### What needs to be done
Each record must be reproduced exactly as it is shown.
════════════════
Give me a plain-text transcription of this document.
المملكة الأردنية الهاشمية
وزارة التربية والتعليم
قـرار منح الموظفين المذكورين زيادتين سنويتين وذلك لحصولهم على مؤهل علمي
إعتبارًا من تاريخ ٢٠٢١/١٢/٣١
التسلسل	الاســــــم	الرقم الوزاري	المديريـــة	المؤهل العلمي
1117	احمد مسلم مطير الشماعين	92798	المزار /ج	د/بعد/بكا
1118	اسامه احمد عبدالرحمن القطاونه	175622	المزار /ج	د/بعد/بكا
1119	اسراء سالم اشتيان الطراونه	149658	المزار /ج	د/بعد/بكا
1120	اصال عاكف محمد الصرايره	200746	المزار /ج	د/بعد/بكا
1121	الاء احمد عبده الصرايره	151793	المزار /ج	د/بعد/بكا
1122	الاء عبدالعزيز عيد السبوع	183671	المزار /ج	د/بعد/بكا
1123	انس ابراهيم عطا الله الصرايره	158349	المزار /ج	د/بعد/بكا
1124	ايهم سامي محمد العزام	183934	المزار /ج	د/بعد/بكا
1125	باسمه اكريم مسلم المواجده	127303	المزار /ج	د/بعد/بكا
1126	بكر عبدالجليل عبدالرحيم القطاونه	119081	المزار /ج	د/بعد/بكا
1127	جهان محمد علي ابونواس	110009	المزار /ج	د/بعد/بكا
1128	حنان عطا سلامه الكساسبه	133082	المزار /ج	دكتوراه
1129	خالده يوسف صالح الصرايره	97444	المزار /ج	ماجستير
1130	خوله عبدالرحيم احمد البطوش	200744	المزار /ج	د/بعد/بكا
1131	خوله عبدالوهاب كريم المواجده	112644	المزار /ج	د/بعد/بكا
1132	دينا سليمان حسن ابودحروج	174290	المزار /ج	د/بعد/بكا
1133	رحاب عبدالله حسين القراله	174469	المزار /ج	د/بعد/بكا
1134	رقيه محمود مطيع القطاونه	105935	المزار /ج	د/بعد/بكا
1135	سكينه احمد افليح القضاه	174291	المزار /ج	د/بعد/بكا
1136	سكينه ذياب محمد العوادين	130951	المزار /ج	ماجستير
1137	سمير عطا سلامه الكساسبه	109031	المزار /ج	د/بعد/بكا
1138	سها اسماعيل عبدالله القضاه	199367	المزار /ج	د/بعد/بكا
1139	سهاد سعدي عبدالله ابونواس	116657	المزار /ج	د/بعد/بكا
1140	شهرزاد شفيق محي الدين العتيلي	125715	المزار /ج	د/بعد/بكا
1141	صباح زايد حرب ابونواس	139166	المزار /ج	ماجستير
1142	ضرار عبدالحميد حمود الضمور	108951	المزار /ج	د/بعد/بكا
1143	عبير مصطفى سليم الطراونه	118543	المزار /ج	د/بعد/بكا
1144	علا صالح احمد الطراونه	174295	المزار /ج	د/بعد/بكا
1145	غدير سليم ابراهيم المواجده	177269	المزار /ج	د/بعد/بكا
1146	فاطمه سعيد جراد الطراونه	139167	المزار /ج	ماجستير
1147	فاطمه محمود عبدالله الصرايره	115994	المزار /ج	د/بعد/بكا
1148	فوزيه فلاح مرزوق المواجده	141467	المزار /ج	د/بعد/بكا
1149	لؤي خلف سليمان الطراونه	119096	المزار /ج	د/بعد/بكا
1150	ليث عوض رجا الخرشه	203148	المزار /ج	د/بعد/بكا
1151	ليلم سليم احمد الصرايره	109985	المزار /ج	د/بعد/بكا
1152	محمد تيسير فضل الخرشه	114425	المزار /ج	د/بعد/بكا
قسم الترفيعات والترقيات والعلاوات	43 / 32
════════════════
### Response
Give me a plain-text transcription of this document.
المملكة الأردنية الهاشمية
وزارة التربية والتعليم
قـرار منح الموظفين المذكورين زيادتين سنويتين وذلك لحصولهم على مؤهل علمي
إعتبارًا من تاريخ ٢٠٢١/١٢/٣١
التسلسل	الاســــــم	الرقم الوزاري	المديريـــة	المؤهل العلمي
1117	احمد مسلم مطير الشماعين	92798	المزار /ج	د/بعد/بكا
1118	اسامه احمد عبدالرحمن القطاونه	175622	المزار /ج	د/بعد/بكا
1119	اسراء سالم اشتيان الطراونه	149658	المزار /ج	د/بعد/بكا
1120	اصال عاكف محمد الصرايره	200746	المزار /ج	د/بعد/بكا
1121	الاء احمد عبده الصرايره	151793	المزار /ج	د/بعد/بكا
1122	الاء عبدالعزيز عيد السبوع	183671	المزار /ج	د/بعد/بكا
1123	انس ابراهيم عطا الله الصرايره	158349	المزار /ج	د/بعد/بكا
1124	ايهم سامي محمد العزام	183934	المزار /ج	د/بعد/بكا
1125	باسمه اكريم مسلم المواجده	127303	المزار /ج	د/بعد/بكا
1126	بكر عبدالجليل عبدالرحيم القطاونه	119081	المزار /ج	د/بعد/بكا
1127	جهان محمد علي ابونواس	110009	المزار /ج	د/بعد/بكا
1128	حنان عطا سلامه الكساسبه	133082	المزار /ج	دكتوراه
1129	خالده يوسف صالح الصرايره	97444	المزار /ج	ماجستير
1130	خوله عبدالرحيم احمد البطوش	200744	المزار /ج	د/بعد/بكا
1131	خوله عبدالوهاب كريم المواجده	112644	المزار /ج	د/بعد/بكا
1132	دينا سليمان حسن ابودحروج	174290	المزار /ج	د/بعد/بكا
1133	رحاب عبدالله حسين القراله	174469	المزار /ج	د/بعد/بكا
1134	رقيه محمود مطيع القطاونه	105935	المزار /ج	د/بعد/بكا
1135	سكينه احمد افليح القضاه	174291	المزار /ج	د/بعد/بكا
1136	سكينه ذياب محمد العوادين	130951	المزار /ج	ماجستير
1137	سمير عطا سلامه الكساسبه	109031	المزار /ج	د/بعد/بكا
1138	سها اسماعيل عبدالله القضاه	199367	المزار /ج	د/بعد/بكا
1139	سهاد سعدي عبدالله ابونواس	116657	المزار /ج	د/بعد/بكا
1140	شهرزاد شفيق محي الدين العتيلي	125715	المزار /ج	د/بعد/بكا
1141	صباح زايد حرب ابونواس	139166	المزار /ج	ماجستير
1142	ضرار عبدالحميد حمود الضمور	108951	المزار /ج	د/بعد/بكا
1143	عبير مصطفى سليم الطراونه	118543	المزار /ج	د/بعد/بكا
1144	علا صالح احمد الطراونه	174295	المزار /ج	د/بعد/بكا
1145	غدير سليم ابراهيم المواجده	177269	المزار /ج	د/بعد/بكا
1146	فاطمه سعيد جراد الطراونه	139167	المزار /ج	ماجستير
1147	فاطمه محمود عبدالله الصرايره	115994	المزار /ج	د/بعد/بكا
1148	فوزيه فلاح مرزوق المواجده	141467	المزار /ج	د/بعد/بكا
1149	لؤي خلف سليمان الطراونه	119096	المزار /ج	د/بعد/بكا
1150	ليث عوض رجا الخرشه	203148	المزار /ج	د/بعد/بكا
1151	ليلم سليم احمد الصرايره	109985	المزار /ج	د/بعد/بكا
1152	محمد تيسير فضل الخرشه	114425	المزار /ج	د/بعد/بكا
قسم الترفيعات والترقيات والعلاوات	43 / 32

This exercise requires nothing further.